[BEGIN]

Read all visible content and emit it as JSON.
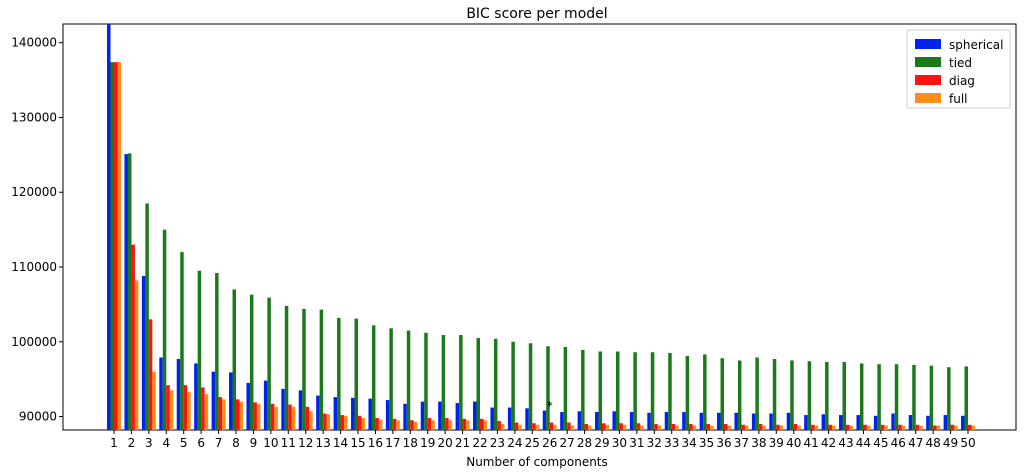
{
  "chart_data": {
    "type": "bar",
    "title": "BIC score per model",
    "xlabel": "Number of components",
    "ylabel": "",
    "ylim": [
      88200,
      142500
    ],
    "yticks": [
      90000,
      100000,
      110000,
      120000,
      130000,
      140000
    ],
    "categories": [
      "1",
      "2",
      "3",
      "4",
      "5",
      "6",
      "7",
      "8",
      "9",
      "10",
      "11",
      "12",
      "13",
      "14",
      "15",
      "16",
      "17",
      "18",
      "19",
      "20",
      "21",
      "22",
      "23",
      "24",
      "25",
      "26",
      "27",
      "28",
      "29",
      "30",
      "31",
      "32",
      "33",
      "34",
      "35",
      "36",
      "37",
      "38",
      "39",
      "40",
      "41",
      "42",
      "43",
      "44",
      "45",
      "46",
      "47",
      "48",
      "49",
      "50"
    ],
    "legend_position": "top-right",
    "grid": false,
    "annotation": {
      "text": "*",
      "category": "26",
      "value": 91700
    },
    "series": [
      {
        "name": "spherical",
        "color": "#0022ee",
        "values": [
          142500,
          125100,
          108800,
          97900,
          97700,
          97100,
          96000,
          95900,
          94500,
          94800,
          93700,
          93500,
          92800,
          92600,
          92500,
          92400,
          92200,
          91700,
          92000,
          92000,
          91800,
          92000,
          91200,
          91200,
          91100,
          90800,
          90600,
          90700,
          90600,
          90700,
          90600,
          90500,
          90600,
          90600,
          90500,
          90500,
          90500,
          90400,
          90400,
          90500,
          90200,
          90300,
          90200,
          90200,
          90100,
          90400,
          90200,
          90100,
          90200,
          90100
        ]
      },
      {
        "name": "tied",
        "color": "#1a7a1a",
        "values": [
          137400,
          125200,
          118500,
          115000,
          112000,
          109500,
          109200,
          107000,
          106300,
          105900,
          104800,
          104400,
          104300,
          103200,
          103100,
          102200,
          101800,
          101500,
          101200,
          100900,
          100900,
          100500,
          100400,
          100000,
          99800,
          99400,
          99300,
          98900,
          98700,
          98700,
          98600,
          98600,
          98500,
          98100,
          98300,
          97800,
          97500,
          97900,
          97700,
          97500,
          97400,
          97300,
          97300,
          97100,
          97000,
          97000,
          96900,
          96800,
          96600,
          96700
        ]
      },
      {
        "name": "diag",
        "color": "#ff1111",
        "values": [
          137400,
          113000,
          103000,
          94200,
          94200,
          93900,
          92600,
          92300,
          91900,
          91700,
          91600,
          91300,
          90400,
          90200,
          90100,
          89800,
          89700,
          89500,
          89800,
          89800,
          89700,
          89700,
          89400,
          89200,
          89100,
          89200,
          89200,
          89000,
          89100,
          89100,
          89100,
          89000,
          89000,
          89000,
          89000,
          89000,
          88900,
          89000,
          88900,
          89000,
          88900,
          88900,
          88900,
          88900,
          88900,
          88900,
          88900,
          88800,
          88900,
          88900
        ]
      },
      {
        "name": "full",
        "color": "#ff8c1a",
        "values": [
          137400,
          108200,
          96000,
          93500,
          93300,
          93000,
          92300,
          92000,
          91700,
          91300,
          91300,
          90700,
          90300,
          90100,
          89800,
          89600,
          89500,
          89300,
          89500,
          89500,
          89500,
          89500,
          89000,
          88900,
          88900,
          88900,
          88800,
          88800,
          88900,
          88900,
          88800,
          88800,
          88800,
          88800,
          88800,
          88800,
          88800,
          88800,
          88800,
          88800,
          88800,
          88800,
          88800,
          88800,
          88800,
          88800,
          88800,
          88800,
          88800,
          88800
        ]
      }
    ]
  }
}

[END]

Instruction: Take every line that includes the string "color" and copy it.

Written answer:
        "color": "#0022ee",
        "color": "#1a7a1a",
        "color": "#ff1111",
        "color": "#ff8c1a",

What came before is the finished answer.